→ **ASSIGNED TASK**
If a line in the data contains "Kunden", copy it out.

→ **ENTRIES SHOWN**
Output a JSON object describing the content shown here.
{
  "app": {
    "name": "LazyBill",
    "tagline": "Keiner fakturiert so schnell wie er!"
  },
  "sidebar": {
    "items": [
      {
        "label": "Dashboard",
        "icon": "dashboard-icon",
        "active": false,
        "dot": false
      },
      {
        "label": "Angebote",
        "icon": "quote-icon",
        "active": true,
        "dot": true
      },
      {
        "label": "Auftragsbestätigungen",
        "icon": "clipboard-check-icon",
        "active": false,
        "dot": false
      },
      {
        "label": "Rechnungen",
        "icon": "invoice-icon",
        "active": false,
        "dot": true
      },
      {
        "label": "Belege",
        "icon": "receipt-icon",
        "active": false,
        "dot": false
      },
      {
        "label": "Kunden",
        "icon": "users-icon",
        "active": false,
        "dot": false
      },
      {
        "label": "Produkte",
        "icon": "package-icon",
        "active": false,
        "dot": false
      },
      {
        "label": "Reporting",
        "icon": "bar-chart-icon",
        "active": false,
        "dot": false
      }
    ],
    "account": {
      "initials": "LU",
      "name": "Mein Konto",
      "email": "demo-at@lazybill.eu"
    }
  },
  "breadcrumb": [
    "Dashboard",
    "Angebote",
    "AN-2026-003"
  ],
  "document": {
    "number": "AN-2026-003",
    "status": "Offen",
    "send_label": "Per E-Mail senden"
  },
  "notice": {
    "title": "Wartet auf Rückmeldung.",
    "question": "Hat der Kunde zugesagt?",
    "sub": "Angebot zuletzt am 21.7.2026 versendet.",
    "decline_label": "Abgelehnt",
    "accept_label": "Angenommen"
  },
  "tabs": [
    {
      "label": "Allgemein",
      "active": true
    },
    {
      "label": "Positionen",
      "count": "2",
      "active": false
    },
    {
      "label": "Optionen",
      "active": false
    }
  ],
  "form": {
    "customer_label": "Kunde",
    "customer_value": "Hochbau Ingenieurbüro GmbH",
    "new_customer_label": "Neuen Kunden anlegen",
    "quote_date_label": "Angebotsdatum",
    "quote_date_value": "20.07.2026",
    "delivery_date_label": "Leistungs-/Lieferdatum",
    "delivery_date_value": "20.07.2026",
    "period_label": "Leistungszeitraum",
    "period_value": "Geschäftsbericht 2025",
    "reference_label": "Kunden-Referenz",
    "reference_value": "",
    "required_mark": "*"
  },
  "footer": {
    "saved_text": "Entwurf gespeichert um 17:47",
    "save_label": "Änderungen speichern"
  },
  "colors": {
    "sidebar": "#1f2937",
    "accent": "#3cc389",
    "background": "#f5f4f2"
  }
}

→ **EXPECTED ANSWER**
        "label": "Kunden",
    "new_customer_label": "Neuen Kunden anlegen",
    "reference_label": "Kunden-Referenz",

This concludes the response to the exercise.